[Task directions] Echo the lines of the data that start at the line containing "Patent image size: (829, 783)." and end with the line containing "The original 4 is at (459, 461).", keeping both of those lines.
==================================================
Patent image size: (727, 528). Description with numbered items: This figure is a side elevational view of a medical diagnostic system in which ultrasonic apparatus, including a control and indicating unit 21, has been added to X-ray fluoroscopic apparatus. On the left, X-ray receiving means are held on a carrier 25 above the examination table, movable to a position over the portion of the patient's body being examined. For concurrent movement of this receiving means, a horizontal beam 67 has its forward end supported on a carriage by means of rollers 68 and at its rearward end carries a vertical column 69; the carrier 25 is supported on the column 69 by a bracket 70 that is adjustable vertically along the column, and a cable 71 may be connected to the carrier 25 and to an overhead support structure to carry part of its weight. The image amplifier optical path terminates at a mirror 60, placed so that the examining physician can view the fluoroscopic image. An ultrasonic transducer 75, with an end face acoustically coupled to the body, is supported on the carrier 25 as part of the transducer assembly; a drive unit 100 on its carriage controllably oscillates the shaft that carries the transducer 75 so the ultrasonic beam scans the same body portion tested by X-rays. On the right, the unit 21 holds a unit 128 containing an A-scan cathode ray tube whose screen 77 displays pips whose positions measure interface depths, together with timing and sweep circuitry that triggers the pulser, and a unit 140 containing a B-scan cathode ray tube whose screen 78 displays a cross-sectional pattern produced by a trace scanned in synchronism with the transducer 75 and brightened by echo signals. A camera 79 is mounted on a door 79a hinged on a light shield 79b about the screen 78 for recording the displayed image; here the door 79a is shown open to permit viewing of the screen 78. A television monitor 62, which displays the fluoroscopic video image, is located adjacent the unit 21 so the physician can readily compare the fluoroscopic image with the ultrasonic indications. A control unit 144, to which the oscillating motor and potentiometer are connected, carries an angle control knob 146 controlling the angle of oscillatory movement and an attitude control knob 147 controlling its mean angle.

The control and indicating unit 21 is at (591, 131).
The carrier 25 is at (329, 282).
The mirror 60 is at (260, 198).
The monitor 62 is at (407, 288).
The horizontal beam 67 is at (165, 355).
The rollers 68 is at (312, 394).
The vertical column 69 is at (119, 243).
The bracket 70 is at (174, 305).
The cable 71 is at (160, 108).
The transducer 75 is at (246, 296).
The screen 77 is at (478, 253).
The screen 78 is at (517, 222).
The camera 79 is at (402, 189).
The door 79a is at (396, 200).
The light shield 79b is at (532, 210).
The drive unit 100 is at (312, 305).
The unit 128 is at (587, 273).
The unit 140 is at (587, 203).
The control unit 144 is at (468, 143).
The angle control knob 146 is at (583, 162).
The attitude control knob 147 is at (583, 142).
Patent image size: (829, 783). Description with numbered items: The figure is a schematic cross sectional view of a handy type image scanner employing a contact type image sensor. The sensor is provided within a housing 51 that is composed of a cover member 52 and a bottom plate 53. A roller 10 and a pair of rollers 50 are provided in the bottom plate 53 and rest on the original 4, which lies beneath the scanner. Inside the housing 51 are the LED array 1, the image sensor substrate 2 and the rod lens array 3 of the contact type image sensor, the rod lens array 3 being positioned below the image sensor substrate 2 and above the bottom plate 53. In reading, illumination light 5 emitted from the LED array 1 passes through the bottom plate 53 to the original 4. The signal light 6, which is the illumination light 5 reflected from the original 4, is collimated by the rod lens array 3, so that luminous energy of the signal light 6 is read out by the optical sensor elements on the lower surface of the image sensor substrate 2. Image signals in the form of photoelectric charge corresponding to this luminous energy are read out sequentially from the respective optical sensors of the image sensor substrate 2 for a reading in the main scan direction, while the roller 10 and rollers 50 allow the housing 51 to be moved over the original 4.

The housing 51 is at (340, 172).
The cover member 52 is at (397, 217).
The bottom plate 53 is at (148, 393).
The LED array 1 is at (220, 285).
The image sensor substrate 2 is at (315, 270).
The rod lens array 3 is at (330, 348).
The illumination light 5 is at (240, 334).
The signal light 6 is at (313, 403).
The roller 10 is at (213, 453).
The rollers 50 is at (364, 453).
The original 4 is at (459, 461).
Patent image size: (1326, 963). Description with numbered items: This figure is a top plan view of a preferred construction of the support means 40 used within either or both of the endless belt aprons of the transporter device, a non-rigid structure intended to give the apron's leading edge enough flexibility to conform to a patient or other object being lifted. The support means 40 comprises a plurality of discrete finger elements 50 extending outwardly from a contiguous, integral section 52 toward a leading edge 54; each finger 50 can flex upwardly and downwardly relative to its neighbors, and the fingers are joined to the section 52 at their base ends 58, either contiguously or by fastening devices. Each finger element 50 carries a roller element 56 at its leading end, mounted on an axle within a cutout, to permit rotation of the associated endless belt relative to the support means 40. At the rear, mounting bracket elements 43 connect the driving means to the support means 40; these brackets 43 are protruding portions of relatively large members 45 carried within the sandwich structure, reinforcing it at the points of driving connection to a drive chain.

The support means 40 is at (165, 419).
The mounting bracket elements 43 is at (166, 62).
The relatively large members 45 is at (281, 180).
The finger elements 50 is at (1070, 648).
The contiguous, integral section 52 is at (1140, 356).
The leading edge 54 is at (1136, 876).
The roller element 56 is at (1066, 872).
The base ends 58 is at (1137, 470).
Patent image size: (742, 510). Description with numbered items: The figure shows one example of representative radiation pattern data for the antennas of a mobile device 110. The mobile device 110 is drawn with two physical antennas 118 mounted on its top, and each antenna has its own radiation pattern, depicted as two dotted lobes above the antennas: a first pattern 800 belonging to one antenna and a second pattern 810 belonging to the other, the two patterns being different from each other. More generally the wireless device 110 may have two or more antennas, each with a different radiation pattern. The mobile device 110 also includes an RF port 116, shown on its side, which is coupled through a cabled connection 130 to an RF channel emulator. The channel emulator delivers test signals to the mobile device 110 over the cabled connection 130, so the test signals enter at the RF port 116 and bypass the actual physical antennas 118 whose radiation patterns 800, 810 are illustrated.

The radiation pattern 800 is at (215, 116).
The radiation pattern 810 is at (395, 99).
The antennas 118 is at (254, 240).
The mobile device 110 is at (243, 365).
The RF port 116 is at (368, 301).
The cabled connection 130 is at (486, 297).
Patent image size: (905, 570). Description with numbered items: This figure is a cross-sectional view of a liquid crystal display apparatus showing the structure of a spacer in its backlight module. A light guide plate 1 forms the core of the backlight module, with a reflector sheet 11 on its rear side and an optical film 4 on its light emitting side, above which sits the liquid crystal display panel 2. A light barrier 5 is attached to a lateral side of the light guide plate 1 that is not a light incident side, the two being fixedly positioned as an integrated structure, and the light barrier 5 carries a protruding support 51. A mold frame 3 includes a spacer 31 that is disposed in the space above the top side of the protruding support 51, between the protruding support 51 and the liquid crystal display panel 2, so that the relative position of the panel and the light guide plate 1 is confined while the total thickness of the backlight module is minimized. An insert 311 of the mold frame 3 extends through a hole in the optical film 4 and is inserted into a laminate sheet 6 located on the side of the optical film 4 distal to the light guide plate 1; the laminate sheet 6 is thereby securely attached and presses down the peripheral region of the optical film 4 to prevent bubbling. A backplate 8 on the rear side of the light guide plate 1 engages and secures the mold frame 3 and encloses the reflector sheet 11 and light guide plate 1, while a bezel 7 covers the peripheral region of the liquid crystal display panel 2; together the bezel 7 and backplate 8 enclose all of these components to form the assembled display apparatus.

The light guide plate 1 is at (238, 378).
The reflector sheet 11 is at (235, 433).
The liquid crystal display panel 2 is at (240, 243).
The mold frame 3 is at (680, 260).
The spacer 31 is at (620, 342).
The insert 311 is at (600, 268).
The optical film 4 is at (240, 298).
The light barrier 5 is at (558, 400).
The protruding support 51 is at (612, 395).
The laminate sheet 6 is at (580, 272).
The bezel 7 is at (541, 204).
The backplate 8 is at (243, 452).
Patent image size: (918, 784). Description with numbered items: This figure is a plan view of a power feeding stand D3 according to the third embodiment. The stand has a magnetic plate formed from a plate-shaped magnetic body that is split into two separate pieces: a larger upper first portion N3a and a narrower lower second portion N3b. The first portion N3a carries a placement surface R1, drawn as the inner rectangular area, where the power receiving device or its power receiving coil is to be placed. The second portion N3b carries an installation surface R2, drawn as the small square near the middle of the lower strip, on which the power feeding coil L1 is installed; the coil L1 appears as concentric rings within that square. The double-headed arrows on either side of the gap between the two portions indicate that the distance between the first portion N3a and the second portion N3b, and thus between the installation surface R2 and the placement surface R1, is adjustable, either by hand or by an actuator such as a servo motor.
==================================================
[Correct result]
Patent image size: (829, 783). Description with numbered items: The figure is a schematic cross sectional view of a handy type image scanner employing a contact type image sensor. The sensor is provided within a housing 51 that is composed of a cover member 52 and a bottom plate 53. A roller 10 and a pair of rollers 50 are provided in the bottom plate 53 and rest on the original 4, which lies beneath the scanner. Inside the housing 51 are the LED array 1, the image sensor substrate 2 and the rod lens array 3 of the contact type image sensor, the rod lens array 3 being positioned below the image sensor substrate 2 and above the bottom plate 53. In reading, illumination light 5 emitted from the LED array 1 passes through the bottom plate 53 to the original 4. The signal light 6, which is the illumination light 5 reflected from the original 4, is collimated by the rod lens array 3, so that luminous energy of the signal light 6 is read out by the optical sensor elements on the lower surface of the image sensor substrate 2. Image signals in the form of photoelectric charge corresponding to this luminous energy are read out sequentially from the respective optical sensors of the image sensor substrate 2 for a reading in the main scan direction, while the roller 10 and rollers 50 allow the housing 51 to be moved over the original 4.

The housing 51 is at (340, 172).
The cover member 52 is at (397, 217).
The bottom plate 53 is at (148, 393).
The LED array 1 is at (220, 285).
The image sensor substrate 2 is at (315, 270).
The rod lens array 3 is at (330, 348).
The illumination light 5 is at (240, 334).
The signal light 6 is at (313, 403).
The roller 10 is at (213, 453).
The rollers 50 is at (364, 453).
The original 4 is at (459, 461).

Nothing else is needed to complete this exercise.